**Written instruction**: All entries must be repeated exactly; do not include the pictures.

--- Start Data to process ---

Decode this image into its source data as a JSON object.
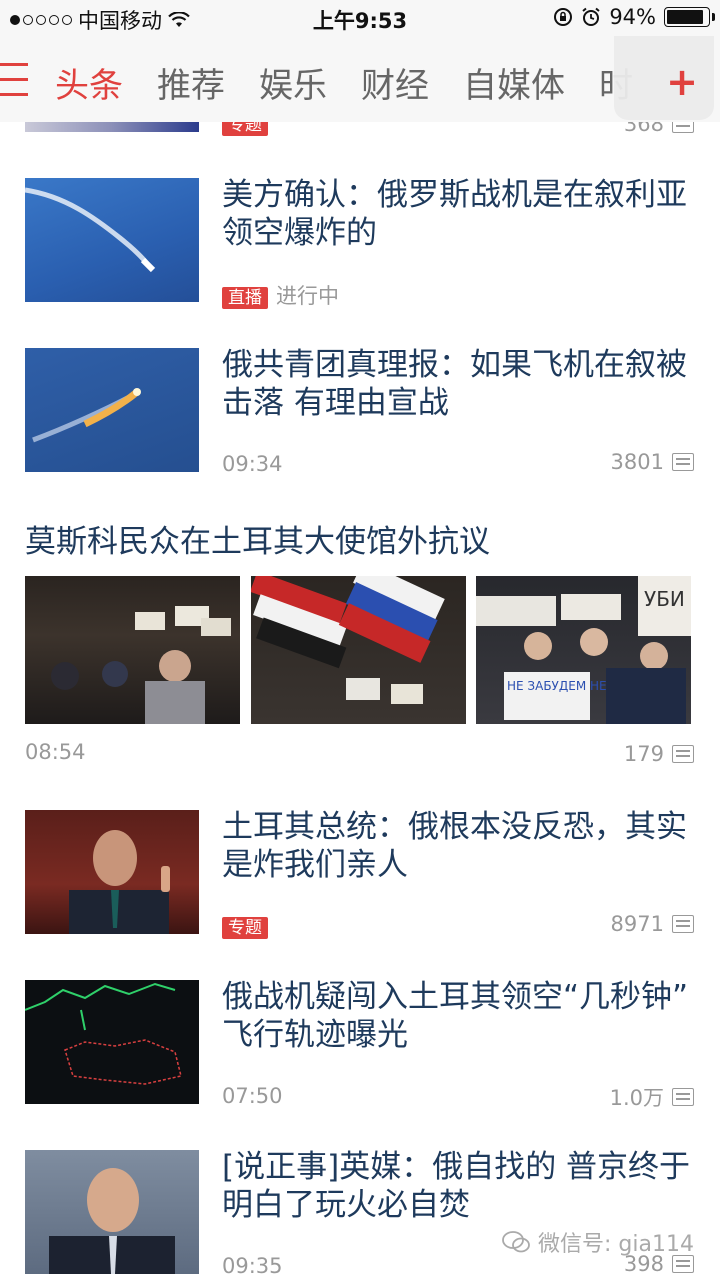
{
  "status_bar": {
    "carrier": "中国移动",
    "time": "上午9:53",
    "battery": "94%",
    "battery_level": 0.94
  },
  "nav": {
    "tabs": [
      {
        "label": "头条",
        "active": true
      },
      {
        "label": "推荐",
        "active": false
      },
      {
        "label": "娱乐",
        "active": false
      },
      {
        "label": "财经",
        "active": false
      },
      {
        "label": "自媒体",
        "active": false
      },
      {
        "label": "时",
        "active": false
      }
    ],
    "add_label": "+"
  },
  "prev_item": {
    "badge": "专题",
    "count": "368"
  },
  "news": [
    {
      "title": "美方确认：俄罗斯战机是在叙利亚领空爆炸的",
      "badge": "直播",
      "status": "进行中"
    },
    {
      "title": "俄共青团真理报：如果飞机在叙被击落 有理由宣战",
      "time": "09:34",
      "comments": "3801"
    },
    {
      "title": "莫斯科民众在土耳其大使馆外抗议",
      "time": "08:54",
      "comments": "179",
      "image_text_1": "УБИ",
      "image_text_2": "НЕ ЗАБУДЕМ НЕ ПРОСТИМ"
    },
    {
      "title": "土耳其总统：俄根本没反恐，其实是炸我们亲人",
      "badge": "专题",
      "comments": "8971"
    },
    {
      "title": "俄战机疑闯入土耳其领空“几秒钟” 飞行轨迹曝光",
      "time": "07:50",
      "comments": "1.0万"
    },
    {
      "title": "[说正事]英媒：俄自找的 普京终于明白了玩火必自焚",
      "time": "09:35",
      "comments": "398"
    }
  ],
  "watermark": "微信号: gia114",
  "colors": {
    "accent": "#e0413e",
    "title": "#1e3a5c",
    "meta": "#999999"
  }
}
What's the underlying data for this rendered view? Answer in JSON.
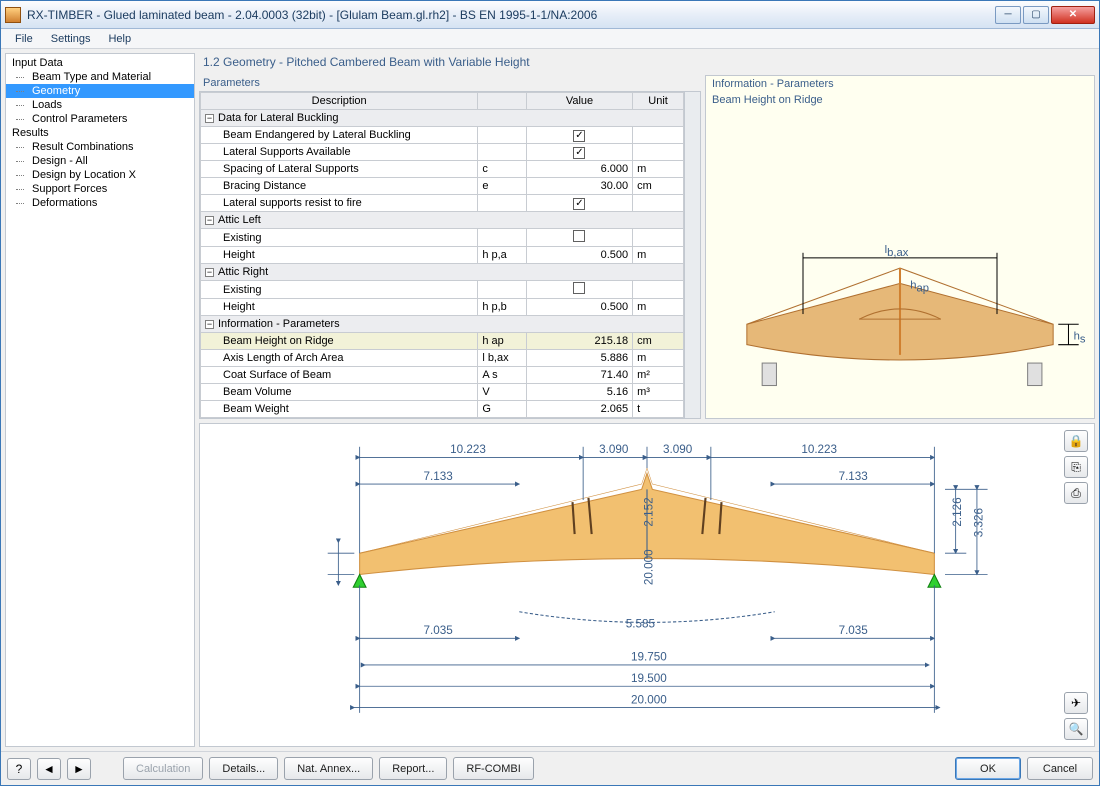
{
  "window": {
    "title": "RX-TIMBER - Glued laminated beam - 2.04.0003 (32bit) - [Glulam Beam.gl.rh2] - BS EN 1995-1-1/NA:2006"
  },
  "menu": {
    "file": "File",
    "settings": "Settings",
    "help": "Help"
  },
  "nav": {
    "input": "Input Data",
    "items_input": [
      "Beam Type and Material",
      "Geometry",
      "Loads",
      "Control Parameters"
    ],
    "results": "Results",
    "items_results": [
      "Result Combinations",
      "Design - All",
      "Design by Location X",
      "Support Forces",
      "Deformations"
    ]
  },
  "page": {
    "title": "1.2 Geometry  -  Pitched Cambered Beam with Variable Height",
    "parameters": "Parameters"
  },
  "cols": {
    "desc": "Description",
    "sym": "",
    "val": "Value",
    "unit": "Unit"
  },
  "groups": {
    "lateral": "Data for Lateral Buckling",
    "atticL": "Attic Left",
    "atticR": "Attic Right",
    "info": "Information - Parameters"
  },
  "rows": {
    "endangered": {
      "d": "Beam Endangered by Lateral Buckling",
      "cb": true
    },
    "supports_avail": {
      "d": "Lateral Supports Available",
      "cb": true
    },
    "spacing": {
      "d": "Spacing of Lateral Supports",
      "s": "c",
      "v": "6.000",
      "u": "m"
    },
    "bracing": {
      "d": "Bracing Distance",
      "s": "e",
      "v": "30.00",
      "u": "cm"
    },
    "fire": {
      "d": "Lateral supports resist to fire",
      "cb": true
    },
    "aL_exist": {
      "d": "Existing",
      "cb": false
    },
    "aL_height": {
      "d": "Height",
      "s": "h p,a",
      "v": "0.500",
      "u": "m"
    },
    "aR_exist": {
      "d": "Existing",
      "cb": false
    },
    "aR_height": {
      "d": "Height",
      "s": "h p,b",
      "v": "0.500",
      "u": "m"
    },
    "ridge": {
      "d": "Beam Height on Ridge",
      "s": "h ap",
      "v": "215.18",
      "u": "cm"
    },
    "axis": {
      "d": "Axis Length of Arch Area",
      "s": "l b,ax",
      "v": "5.886",
      "u": "m"
    },
    "coat": {
      "d": "Coat Surface of Beam",
      "s": "A s",
      "v": "71.40",
      "u": "m²"
    },
    "vol": {
      "d": "Beam Volume",
      "s": "V",
      "v": "5.16",
      "u": "m³"
    },
    "weight": {
      "d": "Beam Weight",
      "s": "G",
      "v": "2.065",
      "u": "t"
    }
  },
  "info": {
    "title": "Information - Parameters",
    "sub": "Beam Height on Ridge",
    "labels": {
      "lbax": "l",
      "lbax_sub": "b,ax",
      "hap": "h",
      "hap_sub": "ap",
      "hs": "h",
      "hs_sub": "s"
    }
  },
  "dims": {
    "top": [
      "10.223",
      "3.090",
      "3.090",
      "10.223"
    ],
    "mid": [
      "7.133",
      "7.133"
    ],
    "bot_low": [
      "7.035",
      "5.585",
      "7.035"
    ],
    "overall": [
      "19.750",
      "19.500",
      "20.000"
    ],
    "hridge": "2.152",
    "r": "20.000",
    "h_right": [
      "2.126",
      "3.326"
    ]
  },
  "buttons": {
    "calc": "Calculation",
    "details": "Details...",
    "annex": "Nat. Annex...",
    "report": "Report...",
    "combi": "RF-COMBI",
    "ok": "OK",
    "cancel": "Cancel"
  }
}
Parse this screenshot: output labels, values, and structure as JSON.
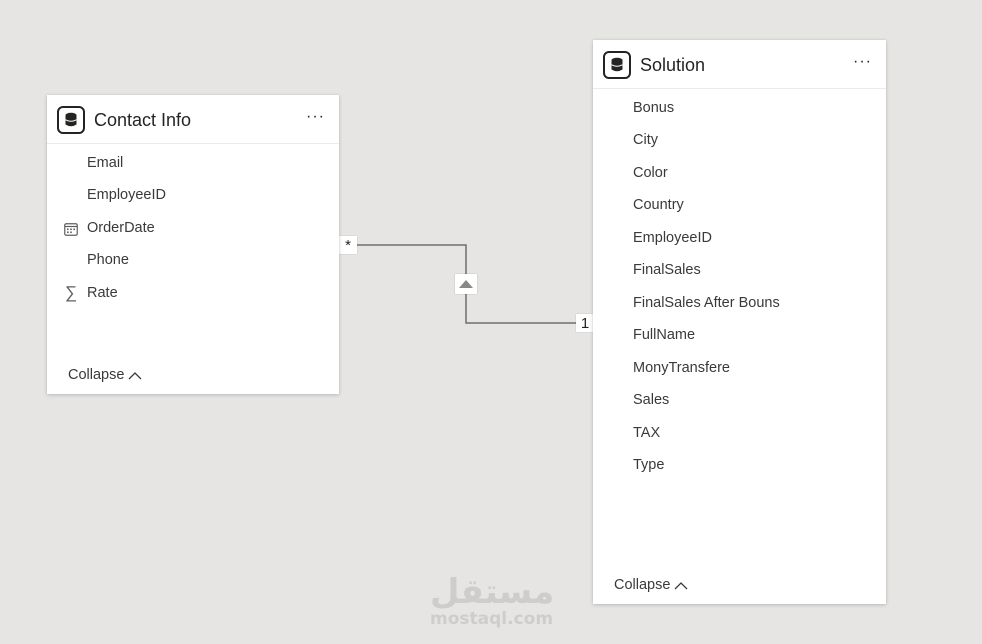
{
  "tables": {
    "contact_info": {
      "title": "Contact Info",
      "more_label": "···",
      "icon": "table-icon",
      "fields": [
        {
          "label": "Email",
          "icon": ""
        },
        {
          "label": "EmployeeID",
          "icon": ""
        },
        {
          "label": "OrderDate",
          "icon": "calendar-icon"
        },
        {
          "label": "Phone",
          "icon": ""
        },
        {
          "label": "Rate",
          "icon": "sigma-icon"
        }
      ],
      "collapse_label": "Collapse"
    },
    "solution": {
      "title": "Solution",
      "more_label": "···",
      "icon": "table-icon",
      "fields": [
        {
          "label": "Bonus"
        },
        {
          "label": "City"
        },
        {
          "label": "Color"
        },
        {
          "label": "Country"
        },
        {
          "label": "EmployeeID"
        },
        {
          "label": "FinalSales"
        },
        {
          "label": "FinalSales After Bouns"
        },
        {
          "label": "FullName"
        },
        {
          "label": "MonyTransfere"
        },
        {
          "label": "Sales"
        },
        {
          "label": "TAX"
        },
        {
          "label": "Type"
        }
      ],
      "collapse_label": "Collapse"
    }
  },
  "relationship": {
    "many_side_label": "*",
    "one_side_label": "1",
    "filter_direction_icon": "triangle-up-icon"
  },
  "watermark": {
    "arabic": "مستقل",
    "latin": "mostaql.com"
  }
}
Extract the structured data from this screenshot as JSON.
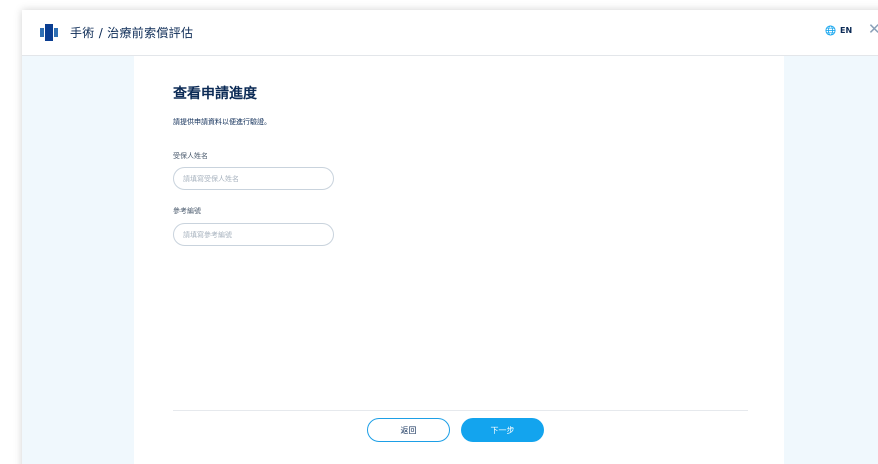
{
  "header": {
    "title": "手術 / 治療前索償評估",
    "lang_label": "EN",
    "logo_icon": "hospital-logo-icon",
    "globe_icon": "globe-icon",
    "close_icon": "close-icon"
  },
  "form": {
    "title": "查看申請進度",
    "instruction": "請提供申請資料以便進行驗證。",
    "fields": [
      {
        "label": "受保人姓名",
        "placeholder": "請填寫受保人姓名",
        "value": ""
      },
      {
        "label": "參考編號",
        "placeholder": "請填寫參考編號",
        "value": ""
      }
    ]
  },
  "actions": {
    "back_label": "返回",
    "next_label": "下一步"
  },
  "colors": {
    "primary": "#13a4ee",
    "text_dark": "#0b2a55",
    "side_bg": "#f0f8fd"
  }
}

--- End Data to process ---

**Response to this task**:
Decode this image into its source data as a JSON object.
{
  "status_bar": {
    "carrier": "中国移动",
    "time": "上午9:53",
    "battery": "94%",
    "battery_level": 0.94
  },
  "nav": {
    "tabs": [
      {
        "label": "头条",
        "active": true
      },
      {
        "label": "推荐",
        "active": false
      },
      {
        "label": "娱乐",
        "active": false
      },
      {
        "label": "财经",
        "active": false
      },
      {
        "label": "自媒体",
        "active": false
      },
      {
        "label": "时",
        "active": false
      }
    ],
    "add_label": "+"
  },
  "prev_item": {
    "badge": "专题",
    "count": "368"
  },
  "news": [
    {
      "title": "美方确认：俄罗斯战机是在叙利亚领空爆炸的",
      "badge": "直播",
      "status": "进行中"
    },
    {
      "title": "俄共青团真理报：如果飞机在叙被击落 有理由宣战",
      "time": "09:34",
      "comments": "3801"
    },
    {
      "title": "莫斯科民众在土耳其大使馆外抗议",
      "time": "08:54",
      "comments": "179",
      "image_text_1": "УБИ",
      "image_text_2": "НЕ ЗАБУДЕМ НЕ ПРОСТИМ"
    },
    {
      "title": "土耳其总统：俄根本没反恐，其实是炸我们亲人",
      "badge": "专题",
      "comments": "8971"
    },
    {
      "title": "俄战机疑闯入土耳其领空“几秒钟” 飞行轨迹曝光",
      "time": "07:50",
      "comments": "1.0万"
    },
    {
      "title": "[说正事]英媒：俄自找的 普京终于明白了玩火必自焚",
      "time": "09:35",
      "comments": "398"
    }
  ],
  "watermark": "微信号: gia114",
  "colors": {
    "accent": "#e0413e",
    "title": "#1e3a5c",
    "meta": "#999999"
  }
}
What's the underlying data for this rendered view? Answer in JSON.
{
  "window": {
    "title": "RX-TIMBER - Glued laminated beam - 2.04.0003 (32bit) - [Glulam Beam.gl.rh2] - BS EN 1995-1-1/NA:2006"
  },
  "menu": {
    "file": "File",
    "settings": "Settings",
    "help": "Help"
  },
  "nav": {
    "input": "Input Data",
    "items_input": [
      "Beam Type and Material",
      "Geometry",
      "Loads",
      "Control Parameters"
    ],
    "results": "Results",
    "items_results": [
      "Result Combinations",
      "Design - All",
      "Design by Location X",
      "Support Forces",
      "Deformations"
    ]
  },
  "page": {
    "title": "1.2 Geometry  -  Pitched Cambered Beam with Variable Height",
    "parameters": "Parameters"
  },
  "cols": {
    "desc": "Description",
    "sym": "",
    "val": "Value",
    "unit": "Unit"
  },
  "groups": {
    "lateral": "Data for Lateral Buckling",
    "atticL": "Attic Left",
    "atticR": "Attic Right",
    "info": "Information - Parameters"
  },
  "rows": {
    "endangered": {
      "d": "Beam Endangered by Lateral Buckling",
      "cb": true
    },
    "supports_avail": {
      "d": "Lateral Supports Available",
      "cb": true
    },
    "spacing": {
      "d": "Spacing of Lateral Supports",
      "s": "c",
      "v": "6.000",
      "u": "m"
    },
    "bracing": {
      "d": "Bracing Distance",
      "s": "e",
      "v": "30.00",
      "u": "cm"
    },
    "fire": {
      "d": "Lateral supports resist to fire",
      "cb": true
    },
    "aL_exist": {
      "d": "Existing",
      "cb": false
    },
    "aL_height": {
      "d": "Height",
      "s": "h p,a",
      "v": "0.500",
      "u": "m"
    },
    "aR_exist": {
      "d": "Existing",
      "cb": false
    },
    "aR_height": {
      "d": "Height",
      "s": "h p,b",
      "v": "0.500",
      "u": "m"
    },
    "ridge": {
      "d": "Beam Height on Ridge",
      "s": "h ap",
      "v": "215.18",
      "u": "cm"
    },
    "axis": {
      "d": "Axis Length of Arch Area",
      "s": "l b,ax",
      "v": "5.886",
      "u": "m"
    },
    "coat": {
      "d": "Coat Surface of Beam",
      "s": "A s",
      "v": "71.40",
      "u": "m²"
    },
    "vol": {
      "d": "Beam Volume",
      "s": "V",
      "v": "5.16",
      "u": "m³"
    },
    "weight": {
      "d": "Beam Weight",
      "s": "G",
      "v": "2.065",
      "u": "t"
    }
  },
  "info": {
    "title": "Information - Parameters",
    "sub": "Beam Height on Ridge",
    "labels": {
      "lbax": "l",
      "lbax_sub": "b,ax",
      "hap": "h",
      "hap_sub": "ap",
      "hs": "h",
      "hs_sub": "s"
    }
  },
  "dims": {
    "top": [
      "10.223",
      "3.090",
      "3.090",
      "10.223"
    ],
    "mid": [
      "7.133",
      "7.133"
    ],
    "bot_low": [
      "7.035",
      "5.585",
      "7.035"
    ],
    "overall": [
      "19.750",
      "19.500",
      "20.000"
    ],
    "hridge": "2.152",
    "r": "20.000",
    "h_right": [
      "2.126",
      "3.326"
    ]
  },
  "buttons": {
    "calc": "Calculation",
    "details": "Details...",
    "annex": "Nat. Annex...",
    "report": "Report...",
    "combi": "RF-COMBI",
    "ok": "OK",
    "cancel": "Cancel"
  }
}
Parse this screenshot: output labels, values, and structure as JSON.
{
  "tables": {
    "contact_info": {
      "title": "Contact Info",
      "more_label": "···",
      "icon": "table-icon",
      "fields": [
        {
          "label": "Email",
          "icon": ""
        },
        {
          "label": "EmployeeID",
          "icon": ""
        },
        {
          "label": "OrderDate",
          "icon": "calendar-icon"
        },
        {
          "label": "Phone",
          "icon": ""
        },
        {
          "label": "Rate",
          "icon": "sigma-icon"
        }
      ],
      "collapse_label": "Collapse"
    },
    "solution": {
      "title": "Solution",
      "more_label": "···",
      "icon": "table-icon",
      "fields": [
        {
          "label": "Bonus"
        },
        {
          "label": "City"
        },
        {
          "label": "Color"
        },
        {
          "label": "Country"
        },
        {
          "label": "EmployeeID"
        },
        {
          "label": "FinalSales"
        },
        {
          "label": "FinalSales After Bouns"
        },
        {
          "label": "FullName"
        },
        {
          "label": "MonyTransfere"
        },
        {
          "label": "Sales"
        },
        {
          "label": "TAX"
        },
        {
          "label": "Type"
        }
      ],
      "collapse_label": "Collapse"
    }
  },
  "relationship": {
    "many_side_label": "*",
    "one_side_label": "1",
    "filter_direction_icon": "triangle-up-icon"
  },
  "watermark": {
    "arabic": "مستقل",
    "latin": "mostaql.com"
  }
}
Extract the structured data from this screenshot as JSON.
{
  "header": {
    "title": "手術 / 治療前索償評估",
    "lang_label": "EN",
    "logo_icon": "hospital-logo-icon",
    "globe_icon": "globe-icon",
    "close_icon": "close-icon"
  },
  "form": {
    "title": "查看申請進度",
    "instruction": "請提供申請資料以便進行驗證。",
    "fields": [
      {
        "label": "受保人姓名",
        "placeholder": "請填寫受保人姓名",
        "value": ""
      },
      {
        "label": "參考編號",
        "placeholder": "請填寫參考編號",
        "value": ""
      }
    ]
  },
  "actions": {
    "back_label": "返回",
    "next_label": "下一步"
  },
  "colors": {
    "primary": "#13a4ee",
    "text_dark": "#0b2a55",
    "side_bg": "#f0f8fd"
  }
}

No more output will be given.